Written instruction :: Gather every line that includes the word "Tone", please.

Material ::
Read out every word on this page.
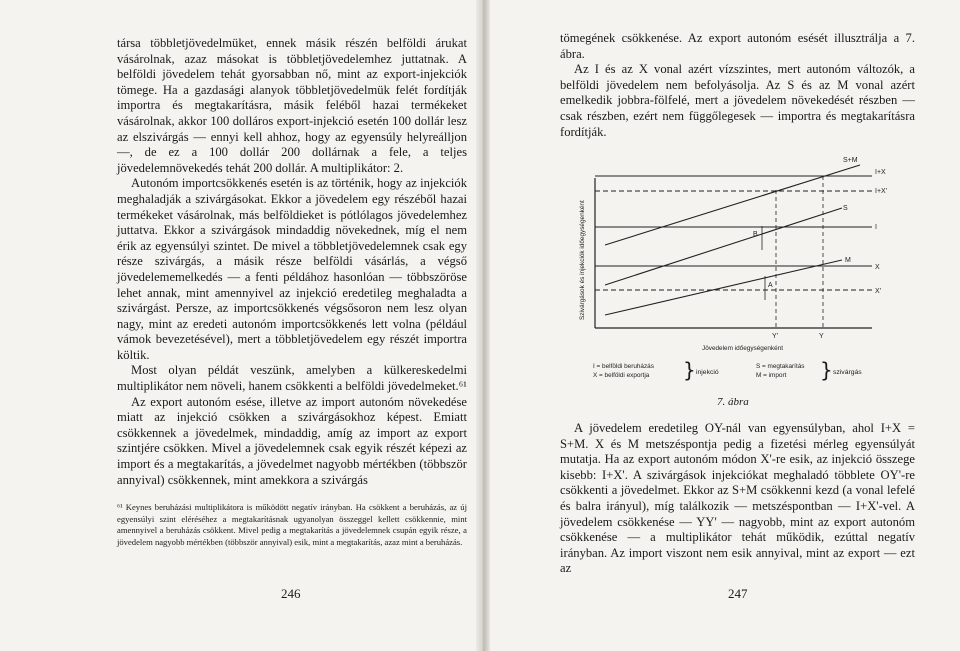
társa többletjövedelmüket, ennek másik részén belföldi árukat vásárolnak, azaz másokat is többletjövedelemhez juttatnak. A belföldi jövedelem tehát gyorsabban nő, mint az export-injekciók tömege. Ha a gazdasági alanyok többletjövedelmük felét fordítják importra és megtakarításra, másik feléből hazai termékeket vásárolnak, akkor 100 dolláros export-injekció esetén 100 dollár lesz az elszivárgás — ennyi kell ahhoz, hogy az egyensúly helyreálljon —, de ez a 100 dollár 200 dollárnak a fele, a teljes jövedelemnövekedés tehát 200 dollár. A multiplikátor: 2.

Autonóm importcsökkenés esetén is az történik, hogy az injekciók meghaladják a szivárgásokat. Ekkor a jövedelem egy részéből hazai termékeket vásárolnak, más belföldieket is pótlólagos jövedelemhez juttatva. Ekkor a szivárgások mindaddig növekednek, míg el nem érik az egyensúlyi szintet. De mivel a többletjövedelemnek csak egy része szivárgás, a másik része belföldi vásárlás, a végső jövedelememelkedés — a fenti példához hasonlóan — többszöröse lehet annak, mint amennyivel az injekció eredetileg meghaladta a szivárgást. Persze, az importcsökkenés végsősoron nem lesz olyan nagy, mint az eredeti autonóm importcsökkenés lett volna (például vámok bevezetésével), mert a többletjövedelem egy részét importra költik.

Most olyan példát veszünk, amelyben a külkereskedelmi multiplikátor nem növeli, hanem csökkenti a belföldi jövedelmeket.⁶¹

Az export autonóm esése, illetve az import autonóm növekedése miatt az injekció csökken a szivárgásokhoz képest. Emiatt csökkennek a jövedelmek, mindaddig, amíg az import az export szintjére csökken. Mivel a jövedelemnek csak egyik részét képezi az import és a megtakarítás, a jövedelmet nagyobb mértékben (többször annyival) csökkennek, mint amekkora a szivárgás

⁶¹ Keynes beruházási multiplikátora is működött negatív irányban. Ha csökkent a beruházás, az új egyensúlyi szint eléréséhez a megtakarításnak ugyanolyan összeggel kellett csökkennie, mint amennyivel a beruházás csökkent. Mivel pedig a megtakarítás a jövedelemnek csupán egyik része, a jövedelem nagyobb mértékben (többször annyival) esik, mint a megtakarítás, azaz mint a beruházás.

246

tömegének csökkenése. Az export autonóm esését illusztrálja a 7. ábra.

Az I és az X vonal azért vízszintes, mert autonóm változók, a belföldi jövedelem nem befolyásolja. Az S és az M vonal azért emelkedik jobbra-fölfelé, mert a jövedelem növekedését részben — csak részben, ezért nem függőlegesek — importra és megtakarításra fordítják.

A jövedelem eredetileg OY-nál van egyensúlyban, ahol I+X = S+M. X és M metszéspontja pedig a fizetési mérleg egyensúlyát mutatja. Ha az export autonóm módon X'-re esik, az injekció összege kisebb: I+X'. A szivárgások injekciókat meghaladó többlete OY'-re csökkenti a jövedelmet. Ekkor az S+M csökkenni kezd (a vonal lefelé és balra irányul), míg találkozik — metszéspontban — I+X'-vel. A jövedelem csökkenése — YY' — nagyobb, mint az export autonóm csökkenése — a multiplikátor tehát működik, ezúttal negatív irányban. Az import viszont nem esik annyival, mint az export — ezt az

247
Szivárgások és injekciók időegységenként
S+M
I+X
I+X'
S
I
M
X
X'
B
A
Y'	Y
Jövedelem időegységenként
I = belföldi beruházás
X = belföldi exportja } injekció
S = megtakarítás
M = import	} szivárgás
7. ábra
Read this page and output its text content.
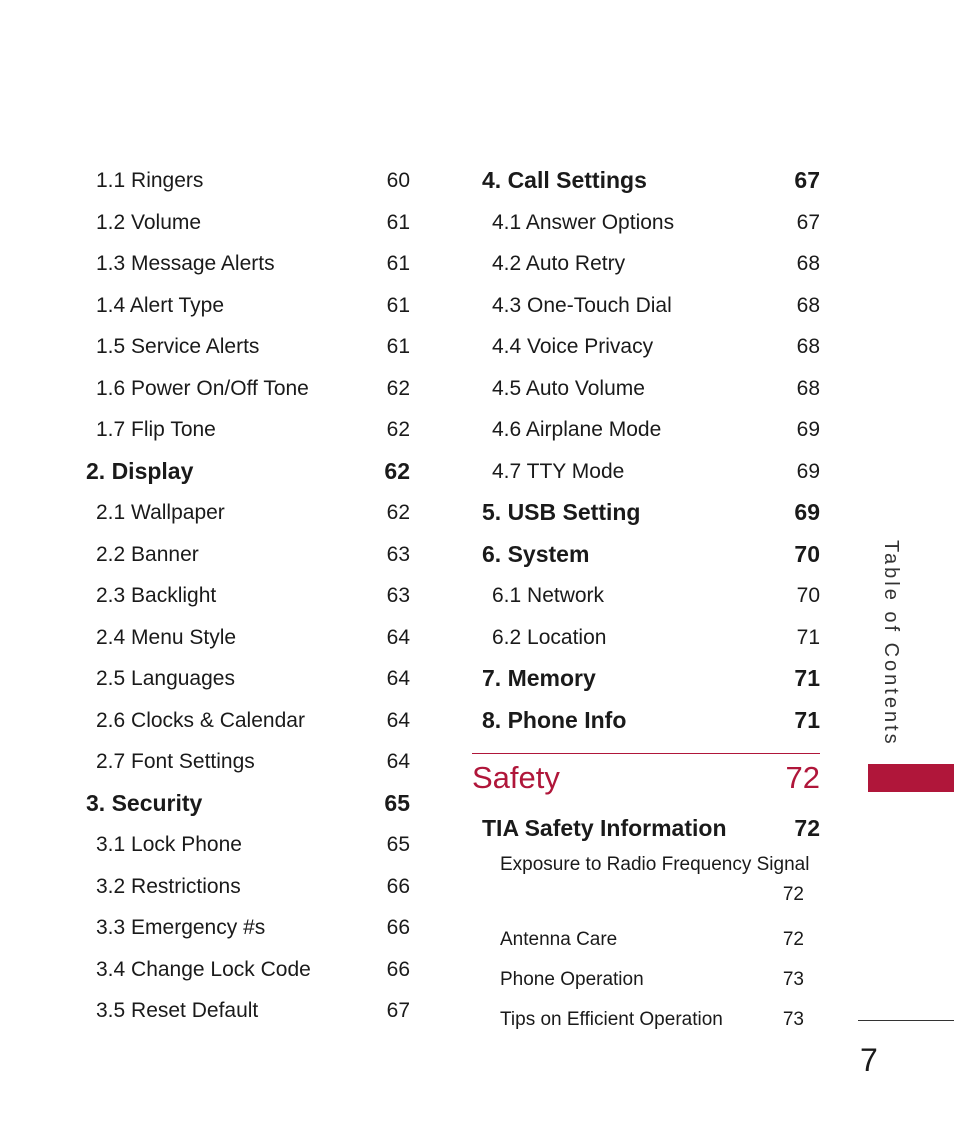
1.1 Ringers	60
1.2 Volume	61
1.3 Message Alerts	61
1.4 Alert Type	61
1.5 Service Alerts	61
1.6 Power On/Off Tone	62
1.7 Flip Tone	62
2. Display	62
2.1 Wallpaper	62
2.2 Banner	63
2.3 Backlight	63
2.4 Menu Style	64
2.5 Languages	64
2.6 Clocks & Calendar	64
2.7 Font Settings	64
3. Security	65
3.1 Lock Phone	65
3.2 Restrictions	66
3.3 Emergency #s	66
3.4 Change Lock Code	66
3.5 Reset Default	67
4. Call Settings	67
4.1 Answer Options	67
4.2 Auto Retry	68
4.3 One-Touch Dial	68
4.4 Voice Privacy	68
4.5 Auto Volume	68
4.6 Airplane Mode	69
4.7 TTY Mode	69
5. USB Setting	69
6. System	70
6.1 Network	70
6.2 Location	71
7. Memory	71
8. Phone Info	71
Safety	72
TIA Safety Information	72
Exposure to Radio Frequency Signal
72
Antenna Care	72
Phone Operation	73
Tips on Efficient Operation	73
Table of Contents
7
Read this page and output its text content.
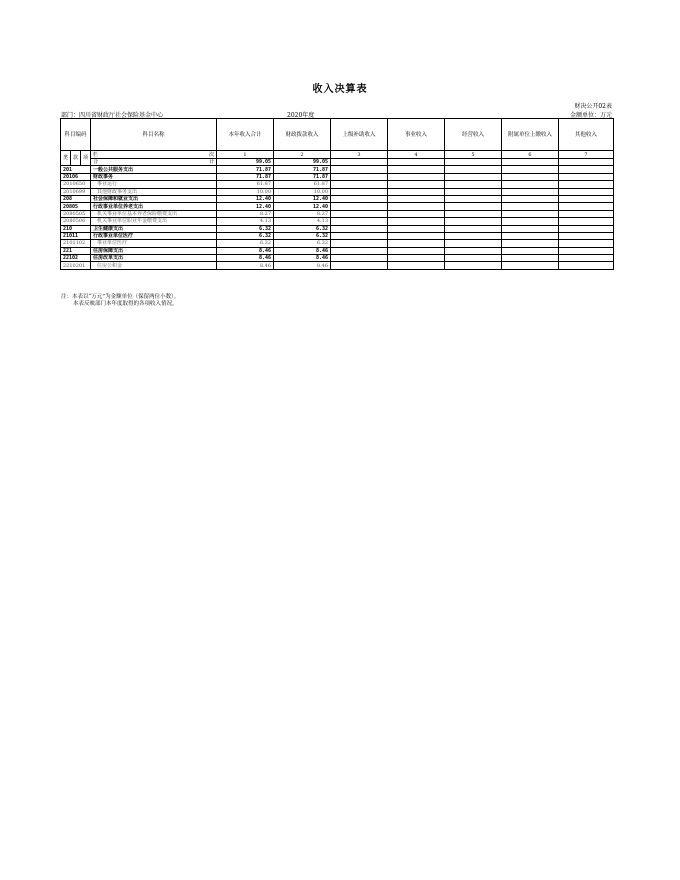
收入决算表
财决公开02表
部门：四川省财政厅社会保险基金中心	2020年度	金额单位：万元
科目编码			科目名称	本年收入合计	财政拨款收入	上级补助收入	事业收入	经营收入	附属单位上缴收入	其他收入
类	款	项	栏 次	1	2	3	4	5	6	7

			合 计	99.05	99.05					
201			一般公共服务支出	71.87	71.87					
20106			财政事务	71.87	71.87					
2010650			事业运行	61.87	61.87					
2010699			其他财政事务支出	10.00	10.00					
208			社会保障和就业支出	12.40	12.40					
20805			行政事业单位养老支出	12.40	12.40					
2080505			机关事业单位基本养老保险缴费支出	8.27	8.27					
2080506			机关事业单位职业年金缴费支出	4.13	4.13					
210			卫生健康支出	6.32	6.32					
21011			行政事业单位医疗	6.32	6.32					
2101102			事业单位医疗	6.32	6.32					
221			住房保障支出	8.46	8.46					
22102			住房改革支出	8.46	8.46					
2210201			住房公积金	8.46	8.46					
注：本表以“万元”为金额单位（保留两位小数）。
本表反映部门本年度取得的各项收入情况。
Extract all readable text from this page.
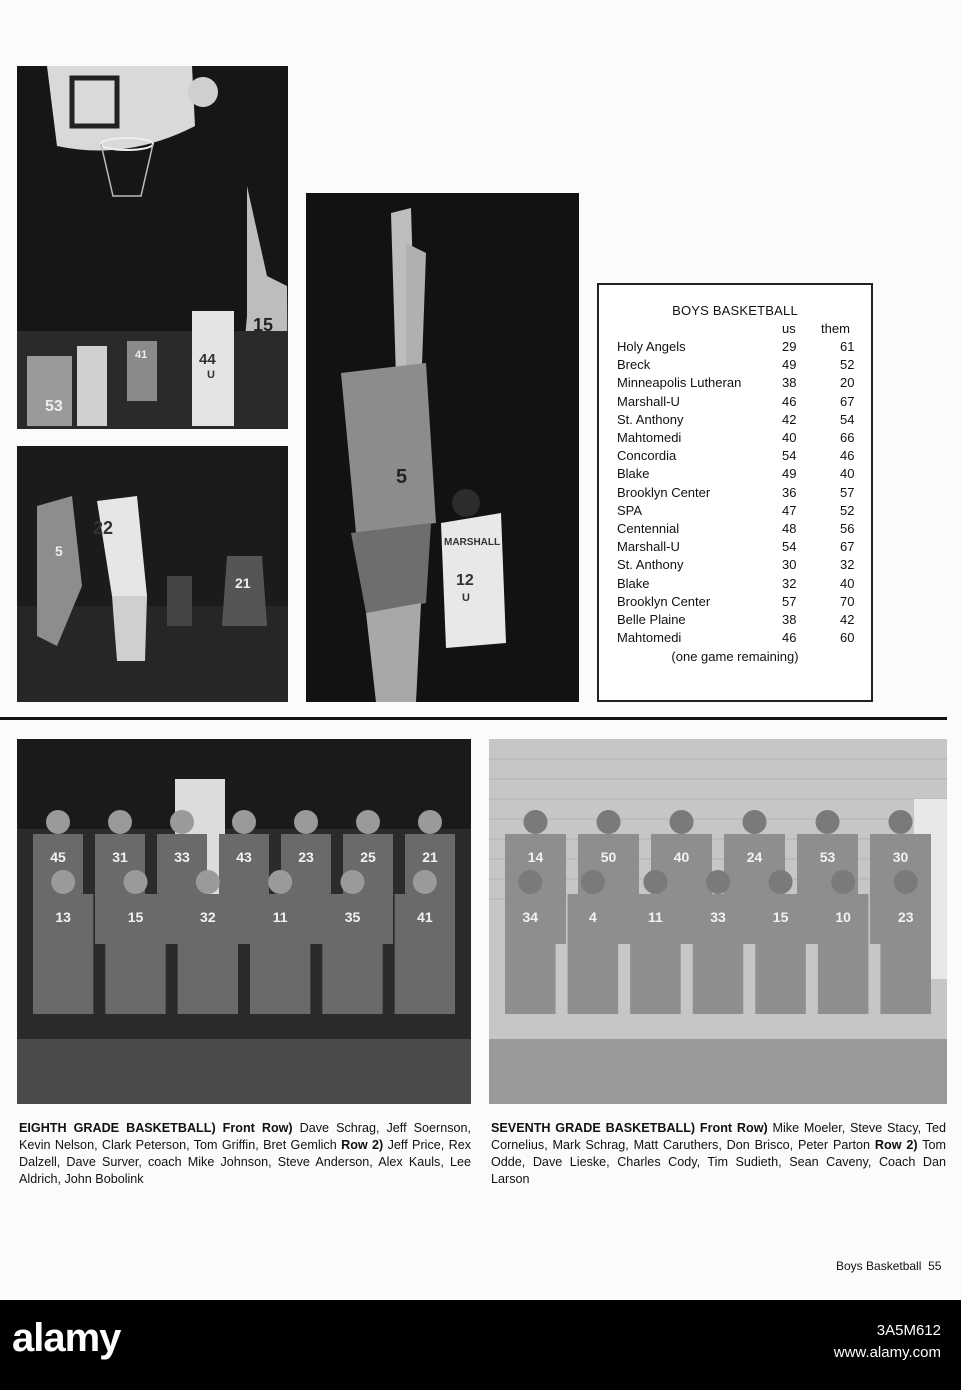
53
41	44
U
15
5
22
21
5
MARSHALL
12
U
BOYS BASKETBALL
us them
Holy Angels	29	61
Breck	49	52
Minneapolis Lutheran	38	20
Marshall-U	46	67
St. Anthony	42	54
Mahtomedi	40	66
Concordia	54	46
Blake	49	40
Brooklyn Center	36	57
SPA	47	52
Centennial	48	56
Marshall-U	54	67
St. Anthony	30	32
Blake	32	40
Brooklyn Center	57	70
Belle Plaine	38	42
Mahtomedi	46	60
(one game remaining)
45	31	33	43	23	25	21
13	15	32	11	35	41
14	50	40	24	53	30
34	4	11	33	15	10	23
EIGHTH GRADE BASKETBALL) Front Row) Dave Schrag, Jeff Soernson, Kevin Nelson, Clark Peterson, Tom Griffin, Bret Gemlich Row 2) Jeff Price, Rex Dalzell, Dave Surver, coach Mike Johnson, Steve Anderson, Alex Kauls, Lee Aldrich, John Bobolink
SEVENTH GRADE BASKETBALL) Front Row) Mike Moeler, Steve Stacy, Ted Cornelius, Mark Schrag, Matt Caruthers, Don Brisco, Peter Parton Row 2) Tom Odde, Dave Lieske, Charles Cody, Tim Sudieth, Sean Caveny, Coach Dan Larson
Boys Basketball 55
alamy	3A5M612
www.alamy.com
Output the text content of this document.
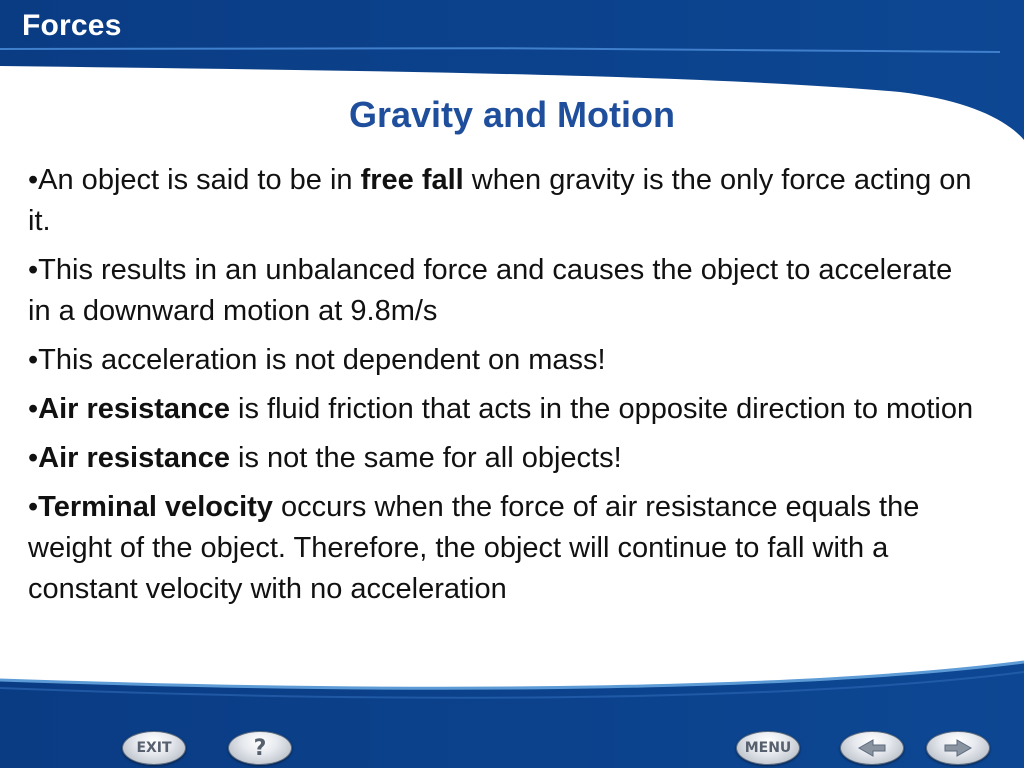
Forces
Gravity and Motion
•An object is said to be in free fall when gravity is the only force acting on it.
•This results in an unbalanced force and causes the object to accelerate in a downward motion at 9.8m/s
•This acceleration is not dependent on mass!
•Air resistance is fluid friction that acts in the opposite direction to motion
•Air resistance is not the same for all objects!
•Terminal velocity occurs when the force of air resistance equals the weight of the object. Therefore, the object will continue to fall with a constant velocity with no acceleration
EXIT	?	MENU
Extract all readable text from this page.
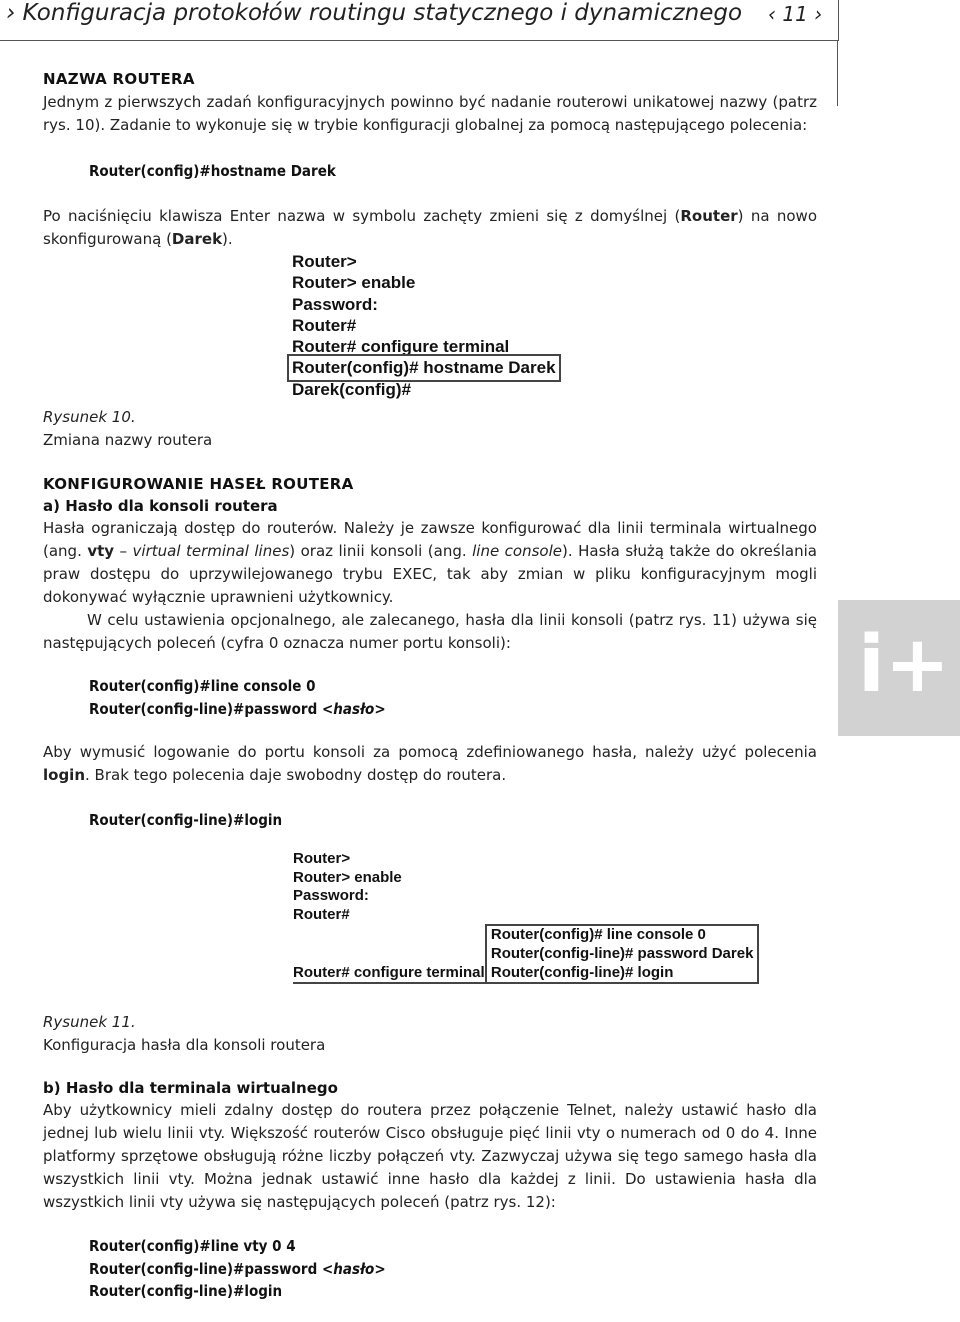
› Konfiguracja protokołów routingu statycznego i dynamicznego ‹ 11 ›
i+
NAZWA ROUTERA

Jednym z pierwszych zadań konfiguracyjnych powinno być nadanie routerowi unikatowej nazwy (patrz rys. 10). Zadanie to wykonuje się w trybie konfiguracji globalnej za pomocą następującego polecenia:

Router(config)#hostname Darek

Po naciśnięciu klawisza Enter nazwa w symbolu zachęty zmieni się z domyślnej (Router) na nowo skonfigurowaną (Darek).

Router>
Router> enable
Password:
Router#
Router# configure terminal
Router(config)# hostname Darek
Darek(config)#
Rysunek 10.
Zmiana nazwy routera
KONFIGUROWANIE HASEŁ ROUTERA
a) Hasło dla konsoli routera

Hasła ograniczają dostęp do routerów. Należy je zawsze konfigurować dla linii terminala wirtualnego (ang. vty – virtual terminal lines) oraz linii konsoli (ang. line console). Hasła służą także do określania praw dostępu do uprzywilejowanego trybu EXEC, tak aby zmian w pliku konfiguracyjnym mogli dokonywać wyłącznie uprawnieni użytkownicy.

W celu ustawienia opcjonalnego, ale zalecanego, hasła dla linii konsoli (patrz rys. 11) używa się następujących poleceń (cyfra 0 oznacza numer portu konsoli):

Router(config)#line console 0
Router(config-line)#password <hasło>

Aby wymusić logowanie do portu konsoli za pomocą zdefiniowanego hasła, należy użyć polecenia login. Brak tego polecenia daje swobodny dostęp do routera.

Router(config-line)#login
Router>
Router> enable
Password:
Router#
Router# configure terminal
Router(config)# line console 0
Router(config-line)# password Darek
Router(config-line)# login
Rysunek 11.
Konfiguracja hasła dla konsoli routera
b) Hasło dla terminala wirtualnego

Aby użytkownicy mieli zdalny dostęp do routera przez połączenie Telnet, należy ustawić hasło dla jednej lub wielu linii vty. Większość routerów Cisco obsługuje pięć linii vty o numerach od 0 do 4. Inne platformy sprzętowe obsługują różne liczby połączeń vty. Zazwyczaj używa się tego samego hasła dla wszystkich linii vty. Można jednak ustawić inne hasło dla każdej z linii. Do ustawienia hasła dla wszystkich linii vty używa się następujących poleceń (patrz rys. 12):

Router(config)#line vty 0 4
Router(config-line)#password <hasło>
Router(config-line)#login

Response ::
1.6 Power On/Off Tone	62
1.7 Flip Tone	62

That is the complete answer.